Given exercise -> Lines holding the string "JSON" are the ones to copy from this listing.

Records shown ->
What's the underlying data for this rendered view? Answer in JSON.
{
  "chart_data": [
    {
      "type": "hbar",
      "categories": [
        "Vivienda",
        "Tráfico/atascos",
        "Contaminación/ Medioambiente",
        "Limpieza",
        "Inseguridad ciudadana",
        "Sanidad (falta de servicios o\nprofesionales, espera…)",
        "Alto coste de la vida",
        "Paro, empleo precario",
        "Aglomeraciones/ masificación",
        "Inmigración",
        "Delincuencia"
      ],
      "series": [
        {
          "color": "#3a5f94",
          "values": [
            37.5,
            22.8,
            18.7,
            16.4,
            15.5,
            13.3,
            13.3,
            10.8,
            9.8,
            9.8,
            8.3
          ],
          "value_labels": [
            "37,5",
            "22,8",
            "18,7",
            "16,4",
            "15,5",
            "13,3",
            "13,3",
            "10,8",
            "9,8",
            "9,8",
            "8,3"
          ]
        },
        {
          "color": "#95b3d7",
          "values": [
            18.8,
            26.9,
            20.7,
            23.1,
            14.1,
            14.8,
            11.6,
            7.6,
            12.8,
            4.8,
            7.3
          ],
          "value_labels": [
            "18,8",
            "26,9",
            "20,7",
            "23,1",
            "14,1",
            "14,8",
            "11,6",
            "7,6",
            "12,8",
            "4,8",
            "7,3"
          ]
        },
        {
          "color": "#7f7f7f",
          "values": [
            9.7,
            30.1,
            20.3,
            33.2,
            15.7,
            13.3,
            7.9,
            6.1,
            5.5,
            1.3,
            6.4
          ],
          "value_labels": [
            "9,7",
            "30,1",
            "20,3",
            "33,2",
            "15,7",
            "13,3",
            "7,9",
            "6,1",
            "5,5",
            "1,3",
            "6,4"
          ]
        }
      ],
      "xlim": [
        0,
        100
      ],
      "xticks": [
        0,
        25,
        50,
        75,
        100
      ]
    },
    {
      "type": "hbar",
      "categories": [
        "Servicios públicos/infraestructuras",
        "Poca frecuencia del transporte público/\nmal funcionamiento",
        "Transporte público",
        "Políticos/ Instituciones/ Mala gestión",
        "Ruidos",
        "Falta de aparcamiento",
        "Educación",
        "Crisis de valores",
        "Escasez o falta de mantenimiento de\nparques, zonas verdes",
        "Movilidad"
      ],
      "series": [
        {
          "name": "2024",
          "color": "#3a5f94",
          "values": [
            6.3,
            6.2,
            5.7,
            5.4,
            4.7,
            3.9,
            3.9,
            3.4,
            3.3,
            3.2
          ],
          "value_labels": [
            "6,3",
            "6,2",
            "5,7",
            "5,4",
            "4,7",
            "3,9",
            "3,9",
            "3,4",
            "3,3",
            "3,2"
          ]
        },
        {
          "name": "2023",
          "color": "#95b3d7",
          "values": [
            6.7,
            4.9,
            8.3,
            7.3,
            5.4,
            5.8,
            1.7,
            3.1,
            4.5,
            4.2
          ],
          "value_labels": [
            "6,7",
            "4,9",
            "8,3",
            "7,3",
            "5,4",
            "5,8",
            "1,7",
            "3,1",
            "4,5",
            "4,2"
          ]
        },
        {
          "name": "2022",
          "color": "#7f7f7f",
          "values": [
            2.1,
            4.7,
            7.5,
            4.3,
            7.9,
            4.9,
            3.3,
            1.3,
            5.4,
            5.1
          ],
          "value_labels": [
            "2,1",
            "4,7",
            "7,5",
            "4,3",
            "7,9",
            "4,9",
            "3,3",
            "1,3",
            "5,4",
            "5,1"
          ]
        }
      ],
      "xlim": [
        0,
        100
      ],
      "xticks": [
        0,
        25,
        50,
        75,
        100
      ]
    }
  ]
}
* * *
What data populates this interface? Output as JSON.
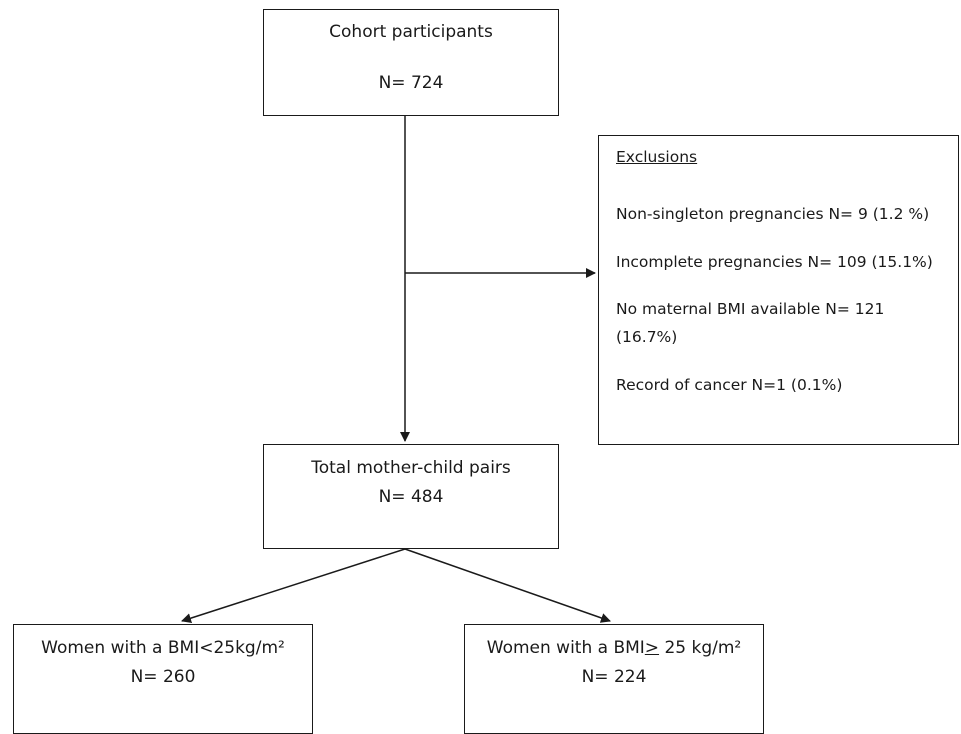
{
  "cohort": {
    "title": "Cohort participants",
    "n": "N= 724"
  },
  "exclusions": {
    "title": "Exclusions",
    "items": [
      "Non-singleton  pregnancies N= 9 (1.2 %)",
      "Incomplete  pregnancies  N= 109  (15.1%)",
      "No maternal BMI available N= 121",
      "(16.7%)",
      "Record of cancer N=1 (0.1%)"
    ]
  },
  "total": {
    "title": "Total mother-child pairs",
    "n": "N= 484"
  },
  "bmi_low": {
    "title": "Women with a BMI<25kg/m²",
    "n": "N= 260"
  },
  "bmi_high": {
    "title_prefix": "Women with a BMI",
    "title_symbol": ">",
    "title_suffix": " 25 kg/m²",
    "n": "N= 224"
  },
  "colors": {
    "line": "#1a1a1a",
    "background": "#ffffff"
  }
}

Solution to the problem ->
What's the underlying data for this rendered view? Answer in JSON.
What data populates this interface? Output as JSON.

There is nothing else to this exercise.